Edit everything from the line containing "x-tick-label: 2009 (285, 374, 299, 403)" down to the line containing "footer-line-1: Contains HM", putting "sale-marker" wherever "sale-point" appears and keeping the rest unchanged. Return only those lines.
---------- Source records
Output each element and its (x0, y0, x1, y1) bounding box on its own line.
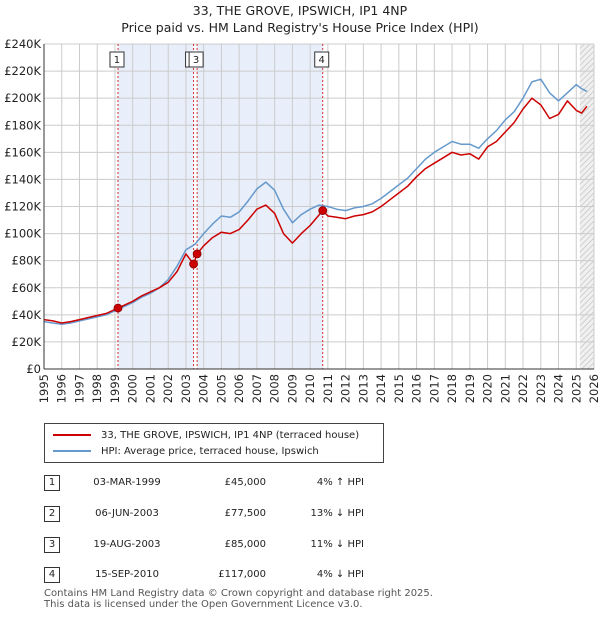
x-tick-label: 2009 (285, 374, 299, 403)
sale-row: 4 15-SEP-2010 £117,000 4% ↓ HPI (44, 567, 404, 585)
sale-point (318, 206, 328, 215)
x-tick-label: 2022 (516, 374, 530, 403)
x-tick-label: 2006 (232, 374, 246, 403)
x-tick-label: 2026 (587, 374, 600, 403)
x-tick-label: 2002 (161, 374, 175, 403)
y-tick-label: £0 (26, 362, 41, 376)
sale-point (189, 259, 198, 269)
legend-item-property: 33, THE GROVE, IPSWICH, IP1 4NP (terrace… (53, 428, 359, 442)
footer-line-1: Contains HM Land Registry data © Crown c… (44, 588, 433, 599)
title-line-2: Price paid vs. HM Land Registry's House … (121, 20, 479, 35)
y-tick-label: £40K (12, 308, 42, 322)
x-tick-label: 1998 (90, 374, 104, 403)
sale-hpi-change: 11% ↓ HPI (310, 539, 364, 550)
chart-title: 33, THE GROVE, IPSWICH, IP1 4NP Price pa… (0, 2, 600, 36)
sale-hpi-change: 4% ↑ HPI (316, 477, 364, 488)
legend: 33, THE GROVE, IPSWICH, IP1 4NP (terrace… (44, 423, 384, 463)
sale-price: £45,000 (224, 477, 266, 488)
sale-price: £77,500 (224, 508, 266, 519)
x-tick-label: 2023 (534, 374, 548, 403)
series-line-property (43, 97, 588, 324)
x-tick-label: 2005 (214, 374, 228, 403)
sale-point (192, 249, 202, 259)
x-tick-label: 1999 (108, 374, 122, 403)
x-tick-label: 2016 (410, 374, 424, 403)
y-tick-label: £60K (12, 281, 42, 295)
y-tick-label: £160K (4, 145, 41, 159)
sale-date: 03-MAR-1999 (93, 477, 161, 488)
x-tick-label: 2011 (321, 374, 335, 403)
sale-number-label: 3 (193, 55, 199, 66)
sale-number-badge: 4 (44, 567, 60, 583)
legend-swatch-property (53, 434, 91, 436)
sale-number-box (314, 51, 330, 68)
sale-point (113, 303, 123, 313)
y-tick-label: £140K (4, 172, 41, 186)
sale-number-label: 1 (114, 55, 120, 66)
sale-date: 19-AUG-2003 (93, 539, 161, 550)
y-tick-label: £120K (4, 200, 41, 214)
sale-number-badge: 2 (44, 506, 60, 522)
x-tick-label: 2000 (126, 374, 140, 403)
y-tick-label: £200K (4, 91, 41, 105)
sale-row: 2 06-JUN-2003 £77,500 13% ↓ HPI (44, 506, 404, 524)
y-tick-label: £80K (12, 254, 42, 268)
legend-label-hpi: HPI: Average price, terraced house, Ipsw… (101, 445, 319, 457)
x-tick-label: 2001 (143, 374, 157, 403)
y-tick-label: £220K (4, 64, 41, 78)
sale-price: £85,000 (224, 539, 266, 550)
x-tick-label: 2004 (197, 374, 211, 403)
sale-number-badge: 1 (44, 475, 60, 491)
sale-number-badge: 3 (44, 537, 60, 553)
x-tick-label: 2003 (179, 374, 193, 403)
footer-attribution: Contains HM Land Registry data © Crown c… (44, 588, 433, 610)
y-tick-label: £180K (4, 118, 41, 132)
y-tick-label: £240K (4, 37, 41, 51)
x-tick-label: 2012 (339, 374, 353, 403)
x-tick-label: 1995 (37, 374, 51, 403)
x-tick-label: 2020 (481, 374, 495, 403)
x-tick-label: 1997 (72, 374, 86, 403)
x-tick-label: 2010 (303, 374, 317, 403)
sale-number-box (188, 51, 204, 68)
x-tick-label: 2008 (268, 374, 282, 403)
sale-number-label: 4 (319, 55, 325, 66)
sale-row: 3 19-AUG-2003 £85,000 11% ↓ HPI (44, 537, 404, 555)
x-tick-label: 2015 (392, 374, 406, 403)
x-tick-label: 2021 (498, 374, 512, 403)
legend-item-hpi: HPI: Average price, terraced house, Ipsw… (53, 444, 319, 458)
x-tick-label: 2007 (250, 374, 264, 403)
x-tick-label: 2013 (356, 374, 370, 403)
sale-hpi-change: 4% ↓ HPI (316, 569, 364, 580)
x-tick-label: 2014 (374, 374, 388, 403)
sale-hpi-change: 13% ↓ HPI (310, 508, 364, 519)
x-tick-label: 2018 (445, 374, 459, 403)
sale-price: £117,000 (218, 569, 266, 580)
sale-number-box (109, 51, 125, 68)
legend-label-property: 33, THE GROVE, IPSWICH, IP1 4NP (terrace… (101, 429, 360, 441)
sale-row: 1 03-MAR-1999 £45,000 4% ↑ HPI (44, 475, 404, 493)
x-tick-label: 2019 (463, 374, 477, 403)
x-tick-label: 2024 (552, 374, 566, 403)
x-tick-label: 2025 (569, 374, 583, 403)
sale-date: 15-SEP-2010 (95, 569, 159, 580)
title-line-1: 33, THE GROVE, IPSWICH, IP1 4NP (192, 3, 408, 18)
y-tick-label: £20K (12, 335, 42, 349)
footer-line-2: This data is licensed under the Open Gov… (44, 599, 363, 610)
series-line-hpi (43, 78, 588, 326)
x-tick-label: 1996 (55, 374, 69, 403)
x-tick-label: 2017 (427, 374, 441, 403)
y-tick-label: £100K (4, 227, 41, 241)
legend-swatch-hpi (53, 450, 91, 452)
sale-date: 06-JUN-2003 (95, 508, 159, 519)
price-chart: £0 £20K £40K £60K £80K £100K £120K £140K £160K £1… (4, 37, 600, 403)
--------------------
* _Worked solution_:
x-tick-label: 2009 (285, 374, 299, 403)
sale-row: 4 15-SEP-2010 £117,000 4% ↓ HPI (44, 567, 404, 585)
sale-marker (318, 206, 328, 215)
x-tick-label: 2022 (516, 374, 530, 403)
x-tick-label: 2006 (232, 374, 246, 403)
x-tick-label: 2026 (587, 374, 600, 403)
x-tick-label: 2002 (161, 374, 175, 403)
y-tick-label: £0 (26, 362, 41, 376)
sale-marker (189, 259, 198, 269)
legend-item-property: 33, THE GROVE, IPSWICH, IP1 4NP (terrace… (53, 428, 359, 442)
footer-line-1: Contains HM Land Registry data © Crown c… (44, 588, 433, 599)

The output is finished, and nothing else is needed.